**Source data**
↓↓↓

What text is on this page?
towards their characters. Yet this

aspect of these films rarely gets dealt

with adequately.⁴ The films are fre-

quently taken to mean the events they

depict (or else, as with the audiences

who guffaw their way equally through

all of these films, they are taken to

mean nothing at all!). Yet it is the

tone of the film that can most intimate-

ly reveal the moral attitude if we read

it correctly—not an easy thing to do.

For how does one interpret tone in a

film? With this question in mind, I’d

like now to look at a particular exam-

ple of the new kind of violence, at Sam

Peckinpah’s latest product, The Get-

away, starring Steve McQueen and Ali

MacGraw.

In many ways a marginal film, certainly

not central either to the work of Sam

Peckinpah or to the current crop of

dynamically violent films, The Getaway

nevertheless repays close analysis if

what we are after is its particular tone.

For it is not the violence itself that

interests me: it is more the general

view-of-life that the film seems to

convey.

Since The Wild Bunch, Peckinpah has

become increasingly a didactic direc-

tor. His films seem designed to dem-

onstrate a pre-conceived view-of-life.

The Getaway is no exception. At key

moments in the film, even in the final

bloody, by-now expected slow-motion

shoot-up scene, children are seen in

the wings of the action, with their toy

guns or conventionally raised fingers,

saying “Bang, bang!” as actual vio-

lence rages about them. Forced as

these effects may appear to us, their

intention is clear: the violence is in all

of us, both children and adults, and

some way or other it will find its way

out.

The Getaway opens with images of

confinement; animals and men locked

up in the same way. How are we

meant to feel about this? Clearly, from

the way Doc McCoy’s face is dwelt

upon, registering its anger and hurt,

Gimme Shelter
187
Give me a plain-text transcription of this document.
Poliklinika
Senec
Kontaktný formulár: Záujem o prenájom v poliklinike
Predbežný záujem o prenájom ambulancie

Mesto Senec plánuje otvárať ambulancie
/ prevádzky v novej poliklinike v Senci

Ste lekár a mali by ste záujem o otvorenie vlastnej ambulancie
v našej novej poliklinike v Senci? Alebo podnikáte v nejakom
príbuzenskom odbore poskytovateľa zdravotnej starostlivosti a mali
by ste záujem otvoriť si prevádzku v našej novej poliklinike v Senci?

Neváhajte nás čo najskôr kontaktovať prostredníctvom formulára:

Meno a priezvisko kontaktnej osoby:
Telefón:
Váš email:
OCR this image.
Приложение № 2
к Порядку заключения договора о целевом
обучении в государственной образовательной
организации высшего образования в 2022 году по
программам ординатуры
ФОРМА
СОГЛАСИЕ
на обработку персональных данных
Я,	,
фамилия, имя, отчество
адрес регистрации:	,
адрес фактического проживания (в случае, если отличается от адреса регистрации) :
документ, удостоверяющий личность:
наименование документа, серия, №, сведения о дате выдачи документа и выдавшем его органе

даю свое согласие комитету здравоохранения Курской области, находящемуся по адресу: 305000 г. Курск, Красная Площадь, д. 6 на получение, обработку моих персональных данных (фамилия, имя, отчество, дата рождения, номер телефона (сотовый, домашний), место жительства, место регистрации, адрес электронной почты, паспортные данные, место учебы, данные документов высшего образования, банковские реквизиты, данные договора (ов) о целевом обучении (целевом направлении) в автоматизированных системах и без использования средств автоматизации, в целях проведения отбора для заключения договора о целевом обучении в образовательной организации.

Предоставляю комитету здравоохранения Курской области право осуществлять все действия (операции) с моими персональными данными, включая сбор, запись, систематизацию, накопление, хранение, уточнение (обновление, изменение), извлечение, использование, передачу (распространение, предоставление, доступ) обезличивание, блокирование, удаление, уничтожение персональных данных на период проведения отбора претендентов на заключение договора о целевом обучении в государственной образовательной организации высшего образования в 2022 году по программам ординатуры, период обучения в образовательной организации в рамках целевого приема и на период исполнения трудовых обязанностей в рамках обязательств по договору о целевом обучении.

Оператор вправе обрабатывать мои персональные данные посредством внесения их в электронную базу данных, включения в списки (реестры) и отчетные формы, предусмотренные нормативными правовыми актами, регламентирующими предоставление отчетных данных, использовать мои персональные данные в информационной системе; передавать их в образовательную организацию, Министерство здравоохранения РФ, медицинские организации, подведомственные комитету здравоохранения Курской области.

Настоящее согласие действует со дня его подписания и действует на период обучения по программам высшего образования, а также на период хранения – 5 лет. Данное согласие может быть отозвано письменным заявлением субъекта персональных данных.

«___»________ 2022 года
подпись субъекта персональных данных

↑↑↑

**INSTRUCTIONS TO FOLLOW**
State how many lines in the entries above include the word "Курской"; reply with the number alone.

**ANSWER FOR THE TASK**
3